Below is a listing. Return the lines from the one that contains "Read all visible content and emit it as JSON." to the one that contains "Enumerate this screenshot's", both ends included, verbatim and with no pictures.

Given records ::
========================================

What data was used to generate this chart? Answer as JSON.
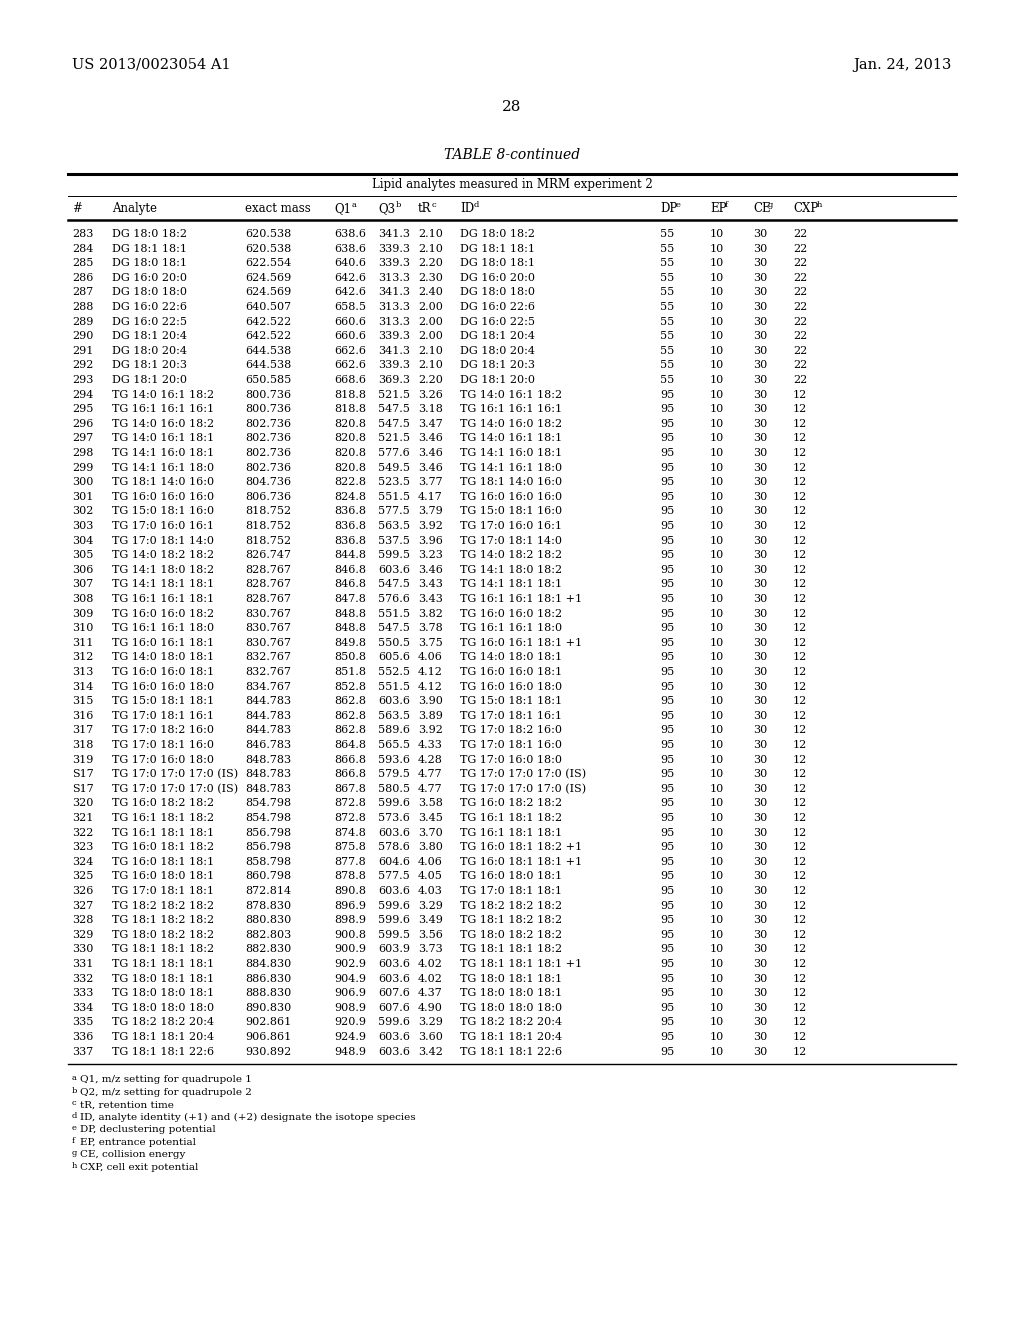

========================================

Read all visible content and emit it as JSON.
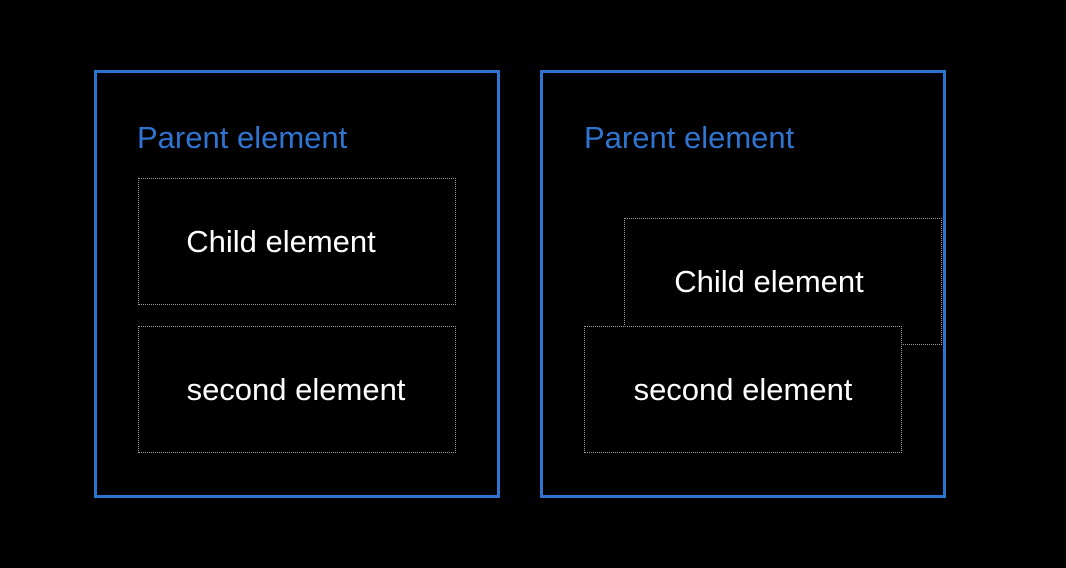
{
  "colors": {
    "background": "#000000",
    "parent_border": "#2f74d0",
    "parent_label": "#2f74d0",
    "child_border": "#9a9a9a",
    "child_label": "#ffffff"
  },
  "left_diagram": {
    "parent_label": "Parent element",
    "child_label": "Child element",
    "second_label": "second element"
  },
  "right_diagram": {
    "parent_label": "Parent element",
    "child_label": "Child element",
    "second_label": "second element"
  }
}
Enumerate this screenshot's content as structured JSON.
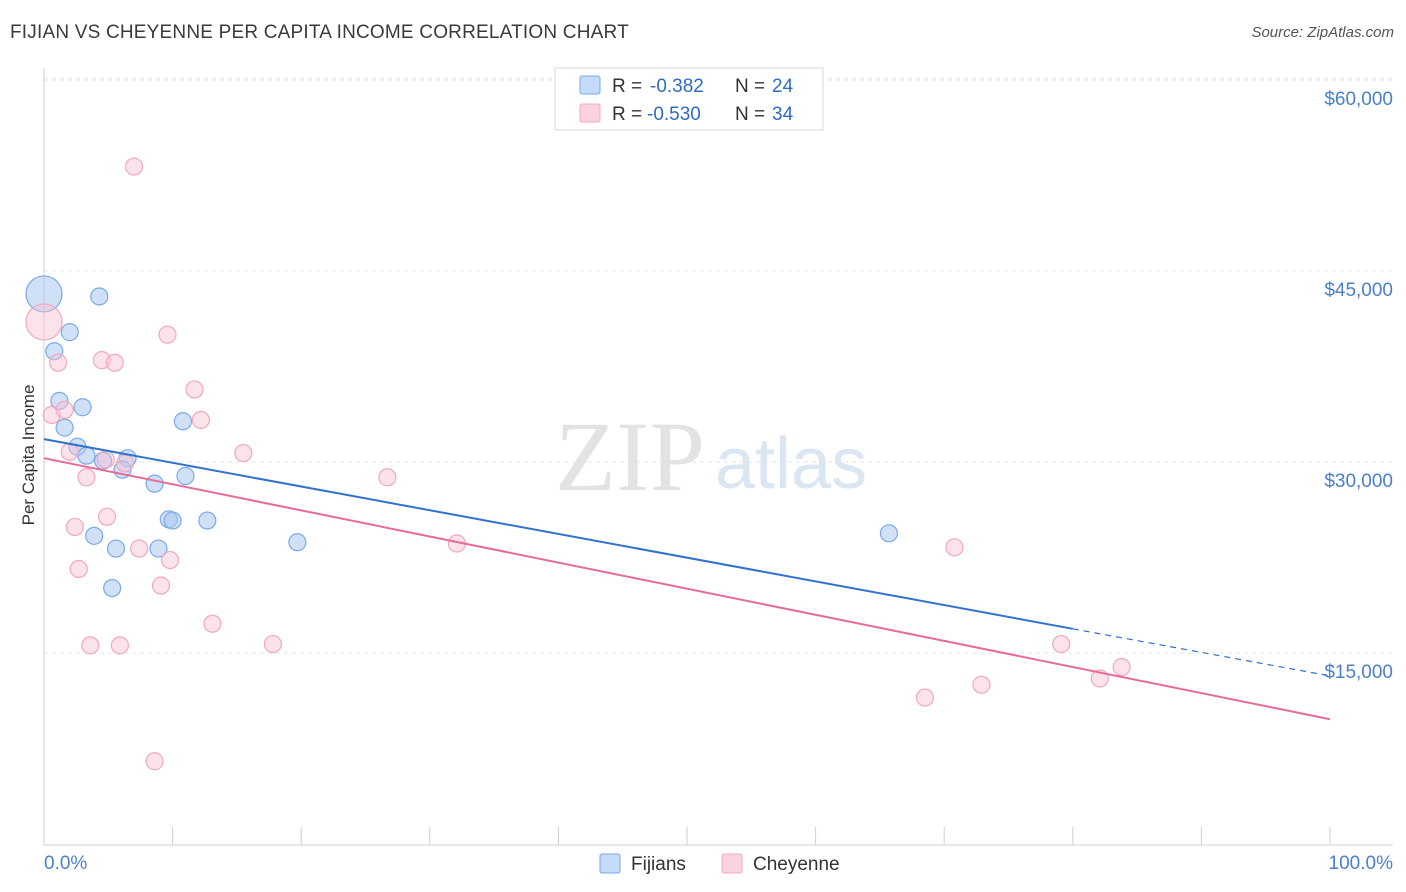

========================================

Correct output ::
Read all visible content and emit it as JSON.
{
  "colors": {
    "background": "#000000",
    "parent_border": "#2f74d0",
    "parent_label": "#2f74d0",
    "child_border": "#9a9a9a",
    "child_label": "#ffffff"
  },
  "left_diagram": {
    "parent_label": "Parent element",
    "child_label": "Child element",
    "second_label": "second element"
  },
  "right_diagram": {
    "parent_label": "Parent element",
    "child_label": "Child element",
    "second_label": "second element"
  }
}
Enumerate this screenshot's content as structured JSON.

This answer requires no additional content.